» DATA TO PROCESS

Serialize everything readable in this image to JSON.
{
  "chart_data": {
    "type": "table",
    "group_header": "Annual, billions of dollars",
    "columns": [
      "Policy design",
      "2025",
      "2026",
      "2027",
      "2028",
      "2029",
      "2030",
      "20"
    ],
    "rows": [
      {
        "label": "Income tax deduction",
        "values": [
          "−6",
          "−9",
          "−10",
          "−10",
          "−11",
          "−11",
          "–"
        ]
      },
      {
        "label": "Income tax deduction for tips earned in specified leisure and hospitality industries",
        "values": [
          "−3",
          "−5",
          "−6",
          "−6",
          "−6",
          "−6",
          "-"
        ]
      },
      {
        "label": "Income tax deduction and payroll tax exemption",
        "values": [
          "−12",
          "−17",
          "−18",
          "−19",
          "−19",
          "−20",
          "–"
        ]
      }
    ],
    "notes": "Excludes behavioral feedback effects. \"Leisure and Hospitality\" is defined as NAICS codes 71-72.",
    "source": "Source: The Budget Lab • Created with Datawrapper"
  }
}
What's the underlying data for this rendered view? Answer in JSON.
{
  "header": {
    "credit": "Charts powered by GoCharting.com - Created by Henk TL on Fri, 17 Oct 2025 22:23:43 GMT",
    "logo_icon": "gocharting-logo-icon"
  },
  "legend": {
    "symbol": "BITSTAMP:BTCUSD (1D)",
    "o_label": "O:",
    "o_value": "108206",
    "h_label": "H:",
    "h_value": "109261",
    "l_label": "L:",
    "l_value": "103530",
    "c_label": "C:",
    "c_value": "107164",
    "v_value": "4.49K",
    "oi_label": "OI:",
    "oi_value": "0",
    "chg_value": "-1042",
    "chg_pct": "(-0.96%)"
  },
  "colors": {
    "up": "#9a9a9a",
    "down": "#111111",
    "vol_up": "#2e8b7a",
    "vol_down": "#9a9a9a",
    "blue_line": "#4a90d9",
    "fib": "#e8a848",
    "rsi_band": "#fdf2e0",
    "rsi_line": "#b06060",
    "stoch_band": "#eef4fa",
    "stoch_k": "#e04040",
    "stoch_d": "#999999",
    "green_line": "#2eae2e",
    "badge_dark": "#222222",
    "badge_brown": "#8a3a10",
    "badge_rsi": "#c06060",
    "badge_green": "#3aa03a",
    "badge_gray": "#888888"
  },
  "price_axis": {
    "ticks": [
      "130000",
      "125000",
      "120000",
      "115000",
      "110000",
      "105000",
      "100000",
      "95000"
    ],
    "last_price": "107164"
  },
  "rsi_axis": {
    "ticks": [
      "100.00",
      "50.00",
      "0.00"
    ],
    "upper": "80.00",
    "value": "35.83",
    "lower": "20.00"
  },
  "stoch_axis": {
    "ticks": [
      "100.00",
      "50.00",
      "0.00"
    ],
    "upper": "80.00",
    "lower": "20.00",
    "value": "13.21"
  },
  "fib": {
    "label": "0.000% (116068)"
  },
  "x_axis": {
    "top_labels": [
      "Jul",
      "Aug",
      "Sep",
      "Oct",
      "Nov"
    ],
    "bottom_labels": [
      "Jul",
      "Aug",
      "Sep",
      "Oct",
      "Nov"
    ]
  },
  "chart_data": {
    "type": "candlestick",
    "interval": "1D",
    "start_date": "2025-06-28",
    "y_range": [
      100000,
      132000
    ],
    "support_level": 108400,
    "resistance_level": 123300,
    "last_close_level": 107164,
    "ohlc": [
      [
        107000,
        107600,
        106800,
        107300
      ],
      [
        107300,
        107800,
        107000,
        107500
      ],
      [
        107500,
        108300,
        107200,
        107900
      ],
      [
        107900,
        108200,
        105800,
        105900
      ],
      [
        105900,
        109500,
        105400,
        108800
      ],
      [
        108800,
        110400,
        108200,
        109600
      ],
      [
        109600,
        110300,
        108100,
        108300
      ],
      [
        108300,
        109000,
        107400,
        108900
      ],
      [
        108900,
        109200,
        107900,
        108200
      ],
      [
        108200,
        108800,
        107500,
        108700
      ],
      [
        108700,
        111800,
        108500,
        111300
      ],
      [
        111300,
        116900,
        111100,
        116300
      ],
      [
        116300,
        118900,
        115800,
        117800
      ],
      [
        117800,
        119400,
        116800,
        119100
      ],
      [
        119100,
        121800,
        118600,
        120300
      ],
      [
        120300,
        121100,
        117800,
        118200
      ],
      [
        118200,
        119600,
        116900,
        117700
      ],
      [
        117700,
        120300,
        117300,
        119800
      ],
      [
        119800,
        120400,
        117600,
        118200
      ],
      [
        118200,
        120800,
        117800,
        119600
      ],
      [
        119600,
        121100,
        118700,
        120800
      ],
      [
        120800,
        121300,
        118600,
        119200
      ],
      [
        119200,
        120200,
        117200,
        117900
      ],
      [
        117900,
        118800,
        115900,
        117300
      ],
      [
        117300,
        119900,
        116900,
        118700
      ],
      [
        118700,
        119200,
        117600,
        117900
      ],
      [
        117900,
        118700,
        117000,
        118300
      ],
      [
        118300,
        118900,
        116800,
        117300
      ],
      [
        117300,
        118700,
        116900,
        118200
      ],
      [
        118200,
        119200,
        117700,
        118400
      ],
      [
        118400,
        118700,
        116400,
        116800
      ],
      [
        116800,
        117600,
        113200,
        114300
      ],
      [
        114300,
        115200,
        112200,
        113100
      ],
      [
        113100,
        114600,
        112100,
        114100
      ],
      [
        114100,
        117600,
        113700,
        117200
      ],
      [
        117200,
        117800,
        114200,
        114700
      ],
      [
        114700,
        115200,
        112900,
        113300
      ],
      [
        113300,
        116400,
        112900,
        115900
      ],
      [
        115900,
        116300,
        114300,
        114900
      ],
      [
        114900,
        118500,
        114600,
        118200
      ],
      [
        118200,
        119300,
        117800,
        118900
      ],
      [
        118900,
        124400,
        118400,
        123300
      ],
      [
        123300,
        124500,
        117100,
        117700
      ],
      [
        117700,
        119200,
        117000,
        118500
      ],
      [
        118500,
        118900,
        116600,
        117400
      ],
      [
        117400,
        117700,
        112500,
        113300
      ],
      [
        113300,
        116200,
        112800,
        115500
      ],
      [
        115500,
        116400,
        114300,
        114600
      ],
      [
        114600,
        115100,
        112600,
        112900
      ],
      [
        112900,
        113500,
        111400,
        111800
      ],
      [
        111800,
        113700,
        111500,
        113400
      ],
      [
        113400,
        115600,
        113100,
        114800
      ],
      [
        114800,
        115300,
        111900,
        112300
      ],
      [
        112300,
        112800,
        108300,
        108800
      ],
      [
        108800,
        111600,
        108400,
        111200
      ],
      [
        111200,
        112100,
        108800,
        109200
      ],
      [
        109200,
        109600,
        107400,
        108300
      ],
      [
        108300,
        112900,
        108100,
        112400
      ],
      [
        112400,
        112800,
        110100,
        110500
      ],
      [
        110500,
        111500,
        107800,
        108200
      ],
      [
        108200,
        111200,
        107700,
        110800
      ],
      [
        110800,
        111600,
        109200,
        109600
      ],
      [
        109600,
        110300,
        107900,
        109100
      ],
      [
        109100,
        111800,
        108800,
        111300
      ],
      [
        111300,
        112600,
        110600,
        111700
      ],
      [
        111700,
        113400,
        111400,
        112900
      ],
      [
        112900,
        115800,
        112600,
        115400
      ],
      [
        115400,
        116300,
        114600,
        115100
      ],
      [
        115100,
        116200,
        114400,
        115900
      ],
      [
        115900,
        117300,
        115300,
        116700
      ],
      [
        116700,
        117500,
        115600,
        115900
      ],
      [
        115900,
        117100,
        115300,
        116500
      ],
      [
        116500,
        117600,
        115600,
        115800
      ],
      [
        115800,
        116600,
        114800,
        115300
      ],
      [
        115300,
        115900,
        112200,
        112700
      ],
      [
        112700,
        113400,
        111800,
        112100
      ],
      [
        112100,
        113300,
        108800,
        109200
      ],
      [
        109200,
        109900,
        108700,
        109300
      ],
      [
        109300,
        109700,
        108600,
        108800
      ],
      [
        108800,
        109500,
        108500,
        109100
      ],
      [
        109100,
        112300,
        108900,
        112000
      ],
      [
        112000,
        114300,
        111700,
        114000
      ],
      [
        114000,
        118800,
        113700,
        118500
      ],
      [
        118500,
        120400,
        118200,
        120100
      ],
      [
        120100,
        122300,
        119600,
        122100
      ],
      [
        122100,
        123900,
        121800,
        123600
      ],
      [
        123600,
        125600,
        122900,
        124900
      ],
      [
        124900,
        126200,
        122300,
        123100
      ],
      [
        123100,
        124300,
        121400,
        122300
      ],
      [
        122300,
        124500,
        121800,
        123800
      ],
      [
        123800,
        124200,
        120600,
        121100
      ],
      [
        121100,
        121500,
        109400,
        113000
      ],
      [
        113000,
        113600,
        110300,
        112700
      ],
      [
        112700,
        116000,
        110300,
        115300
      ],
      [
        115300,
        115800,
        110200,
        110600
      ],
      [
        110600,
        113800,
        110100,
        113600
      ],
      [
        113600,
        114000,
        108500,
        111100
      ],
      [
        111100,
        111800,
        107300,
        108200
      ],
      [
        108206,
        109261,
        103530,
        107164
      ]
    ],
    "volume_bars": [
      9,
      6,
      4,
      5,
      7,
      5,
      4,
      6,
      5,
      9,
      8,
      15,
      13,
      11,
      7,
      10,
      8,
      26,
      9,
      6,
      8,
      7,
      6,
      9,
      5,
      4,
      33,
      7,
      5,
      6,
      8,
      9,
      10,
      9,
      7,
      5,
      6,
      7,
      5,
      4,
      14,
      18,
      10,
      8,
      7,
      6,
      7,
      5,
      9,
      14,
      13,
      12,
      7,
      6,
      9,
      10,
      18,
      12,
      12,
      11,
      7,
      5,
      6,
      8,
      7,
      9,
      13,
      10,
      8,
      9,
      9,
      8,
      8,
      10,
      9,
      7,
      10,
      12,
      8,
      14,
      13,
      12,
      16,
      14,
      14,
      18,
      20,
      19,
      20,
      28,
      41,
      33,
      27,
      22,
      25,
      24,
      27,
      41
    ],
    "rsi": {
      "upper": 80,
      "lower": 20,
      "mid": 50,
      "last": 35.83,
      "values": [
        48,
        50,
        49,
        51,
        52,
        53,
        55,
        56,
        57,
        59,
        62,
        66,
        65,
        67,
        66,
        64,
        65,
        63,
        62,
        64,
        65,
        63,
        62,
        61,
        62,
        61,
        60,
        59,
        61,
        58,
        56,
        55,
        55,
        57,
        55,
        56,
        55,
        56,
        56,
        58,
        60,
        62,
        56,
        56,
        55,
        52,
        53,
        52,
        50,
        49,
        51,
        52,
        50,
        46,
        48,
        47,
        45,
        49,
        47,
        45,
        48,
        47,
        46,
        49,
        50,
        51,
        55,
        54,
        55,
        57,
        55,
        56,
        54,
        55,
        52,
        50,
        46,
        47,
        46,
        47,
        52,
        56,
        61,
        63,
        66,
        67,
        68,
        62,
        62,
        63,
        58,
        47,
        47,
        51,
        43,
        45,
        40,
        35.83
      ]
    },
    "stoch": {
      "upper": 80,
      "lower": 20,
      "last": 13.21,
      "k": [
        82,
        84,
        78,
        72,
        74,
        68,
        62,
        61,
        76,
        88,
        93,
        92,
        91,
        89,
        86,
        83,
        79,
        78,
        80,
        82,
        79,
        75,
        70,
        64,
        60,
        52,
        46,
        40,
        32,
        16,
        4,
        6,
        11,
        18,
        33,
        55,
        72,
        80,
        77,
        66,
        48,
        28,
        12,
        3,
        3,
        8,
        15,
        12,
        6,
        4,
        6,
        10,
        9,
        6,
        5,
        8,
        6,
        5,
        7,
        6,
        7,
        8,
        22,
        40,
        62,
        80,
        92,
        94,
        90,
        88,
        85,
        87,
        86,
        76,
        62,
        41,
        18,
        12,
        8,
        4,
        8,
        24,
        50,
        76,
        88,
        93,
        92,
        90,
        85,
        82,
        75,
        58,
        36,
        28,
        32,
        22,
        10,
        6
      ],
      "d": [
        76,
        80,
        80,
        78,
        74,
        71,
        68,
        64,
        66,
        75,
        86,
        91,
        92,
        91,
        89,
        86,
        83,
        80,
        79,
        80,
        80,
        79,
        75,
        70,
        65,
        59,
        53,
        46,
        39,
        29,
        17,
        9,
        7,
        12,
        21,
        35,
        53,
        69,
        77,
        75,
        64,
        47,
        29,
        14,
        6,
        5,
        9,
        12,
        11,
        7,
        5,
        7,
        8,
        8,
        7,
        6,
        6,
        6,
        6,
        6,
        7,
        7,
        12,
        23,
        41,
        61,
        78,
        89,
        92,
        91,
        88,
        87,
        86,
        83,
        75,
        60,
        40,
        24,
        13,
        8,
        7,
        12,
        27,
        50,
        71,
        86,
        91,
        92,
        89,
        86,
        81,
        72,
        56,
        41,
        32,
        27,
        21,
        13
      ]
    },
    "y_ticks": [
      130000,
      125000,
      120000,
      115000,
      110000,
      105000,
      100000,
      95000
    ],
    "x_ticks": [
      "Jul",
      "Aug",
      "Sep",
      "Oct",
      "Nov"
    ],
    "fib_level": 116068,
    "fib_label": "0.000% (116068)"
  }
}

==

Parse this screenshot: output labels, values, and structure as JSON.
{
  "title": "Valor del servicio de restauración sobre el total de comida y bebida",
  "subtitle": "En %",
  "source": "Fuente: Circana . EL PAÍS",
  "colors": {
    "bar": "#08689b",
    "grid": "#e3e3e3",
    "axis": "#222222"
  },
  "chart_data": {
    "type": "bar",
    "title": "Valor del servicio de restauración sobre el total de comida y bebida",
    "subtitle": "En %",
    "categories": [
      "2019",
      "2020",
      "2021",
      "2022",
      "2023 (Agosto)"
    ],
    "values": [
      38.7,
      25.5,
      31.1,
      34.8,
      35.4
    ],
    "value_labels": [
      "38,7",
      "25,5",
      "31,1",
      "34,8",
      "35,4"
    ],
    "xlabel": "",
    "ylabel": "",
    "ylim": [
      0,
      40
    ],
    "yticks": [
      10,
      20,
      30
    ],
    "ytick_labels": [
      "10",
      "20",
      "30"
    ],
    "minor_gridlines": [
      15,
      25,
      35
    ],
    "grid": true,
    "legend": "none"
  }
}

==

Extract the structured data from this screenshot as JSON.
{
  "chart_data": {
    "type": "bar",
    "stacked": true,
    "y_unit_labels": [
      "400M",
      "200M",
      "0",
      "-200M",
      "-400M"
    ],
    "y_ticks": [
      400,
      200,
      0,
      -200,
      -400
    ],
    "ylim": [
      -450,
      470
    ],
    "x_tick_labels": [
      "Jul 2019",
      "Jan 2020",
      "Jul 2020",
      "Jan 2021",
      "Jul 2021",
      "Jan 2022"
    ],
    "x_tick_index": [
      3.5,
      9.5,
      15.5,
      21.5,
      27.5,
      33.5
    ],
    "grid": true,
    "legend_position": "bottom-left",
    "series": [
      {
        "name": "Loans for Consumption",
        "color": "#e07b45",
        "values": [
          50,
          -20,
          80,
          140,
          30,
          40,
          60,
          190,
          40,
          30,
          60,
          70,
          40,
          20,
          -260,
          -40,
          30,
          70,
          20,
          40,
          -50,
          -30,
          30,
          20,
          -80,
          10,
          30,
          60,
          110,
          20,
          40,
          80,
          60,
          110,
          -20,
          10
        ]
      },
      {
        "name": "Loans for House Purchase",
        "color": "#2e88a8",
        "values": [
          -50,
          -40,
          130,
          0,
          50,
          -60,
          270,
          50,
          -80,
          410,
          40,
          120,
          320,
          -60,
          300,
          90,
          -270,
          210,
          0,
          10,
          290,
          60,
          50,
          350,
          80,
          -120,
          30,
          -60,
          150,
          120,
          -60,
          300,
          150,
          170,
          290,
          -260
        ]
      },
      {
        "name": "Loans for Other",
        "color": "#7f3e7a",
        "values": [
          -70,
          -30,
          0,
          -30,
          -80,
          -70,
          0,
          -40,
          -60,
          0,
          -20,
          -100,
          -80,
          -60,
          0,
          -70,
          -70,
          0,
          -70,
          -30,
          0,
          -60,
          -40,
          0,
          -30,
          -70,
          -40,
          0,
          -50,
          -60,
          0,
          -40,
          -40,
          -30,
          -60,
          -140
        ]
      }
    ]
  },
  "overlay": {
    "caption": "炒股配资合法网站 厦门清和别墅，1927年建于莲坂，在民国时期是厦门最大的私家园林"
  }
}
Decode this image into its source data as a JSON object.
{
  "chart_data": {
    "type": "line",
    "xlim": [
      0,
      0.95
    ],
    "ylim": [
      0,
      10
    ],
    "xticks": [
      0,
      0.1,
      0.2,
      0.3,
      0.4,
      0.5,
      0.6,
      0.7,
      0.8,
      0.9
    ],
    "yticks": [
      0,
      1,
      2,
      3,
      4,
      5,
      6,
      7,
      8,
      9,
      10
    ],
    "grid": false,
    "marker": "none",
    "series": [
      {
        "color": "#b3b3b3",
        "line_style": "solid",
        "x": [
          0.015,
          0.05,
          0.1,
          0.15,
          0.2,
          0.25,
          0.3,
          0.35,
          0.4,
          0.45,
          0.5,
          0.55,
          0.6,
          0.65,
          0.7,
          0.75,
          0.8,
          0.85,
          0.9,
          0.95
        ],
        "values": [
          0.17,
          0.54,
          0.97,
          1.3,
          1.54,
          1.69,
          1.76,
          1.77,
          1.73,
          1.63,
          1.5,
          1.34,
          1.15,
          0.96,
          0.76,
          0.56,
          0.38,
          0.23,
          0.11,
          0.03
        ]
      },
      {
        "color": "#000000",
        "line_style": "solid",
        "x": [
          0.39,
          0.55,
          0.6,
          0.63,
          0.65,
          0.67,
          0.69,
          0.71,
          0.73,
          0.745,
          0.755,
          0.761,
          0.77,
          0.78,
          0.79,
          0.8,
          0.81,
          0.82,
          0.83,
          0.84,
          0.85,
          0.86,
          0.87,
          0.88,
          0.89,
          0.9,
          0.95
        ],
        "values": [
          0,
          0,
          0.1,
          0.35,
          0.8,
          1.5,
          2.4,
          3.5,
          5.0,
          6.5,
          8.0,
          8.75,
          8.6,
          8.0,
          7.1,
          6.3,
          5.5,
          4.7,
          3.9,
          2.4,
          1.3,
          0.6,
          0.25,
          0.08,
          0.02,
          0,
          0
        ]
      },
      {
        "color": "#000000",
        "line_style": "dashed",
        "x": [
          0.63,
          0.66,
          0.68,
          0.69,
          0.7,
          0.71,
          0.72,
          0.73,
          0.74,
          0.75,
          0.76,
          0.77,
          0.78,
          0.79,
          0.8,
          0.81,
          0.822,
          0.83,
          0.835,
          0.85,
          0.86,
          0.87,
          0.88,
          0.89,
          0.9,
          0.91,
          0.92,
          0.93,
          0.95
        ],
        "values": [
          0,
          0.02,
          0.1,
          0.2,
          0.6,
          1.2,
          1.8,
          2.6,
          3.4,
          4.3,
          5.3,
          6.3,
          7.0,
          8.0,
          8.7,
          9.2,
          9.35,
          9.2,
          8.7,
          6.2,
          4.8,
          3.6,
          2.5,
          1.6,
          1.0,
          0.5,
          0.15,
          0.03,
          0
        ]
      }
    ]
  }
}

» YOUR INSTRUCTIONS
Show the lines that mention the word "JSON".

» FINAL RESULT
Serialize everything readable in this image to JSON.
What's the underlying data for this rendered view? Answer in JSON.
Parse this screenshot: output labels, values, and structure as JSON.
Extract the structured data from this screenshot as JSON.
Decode this image into its source data as a JSON object.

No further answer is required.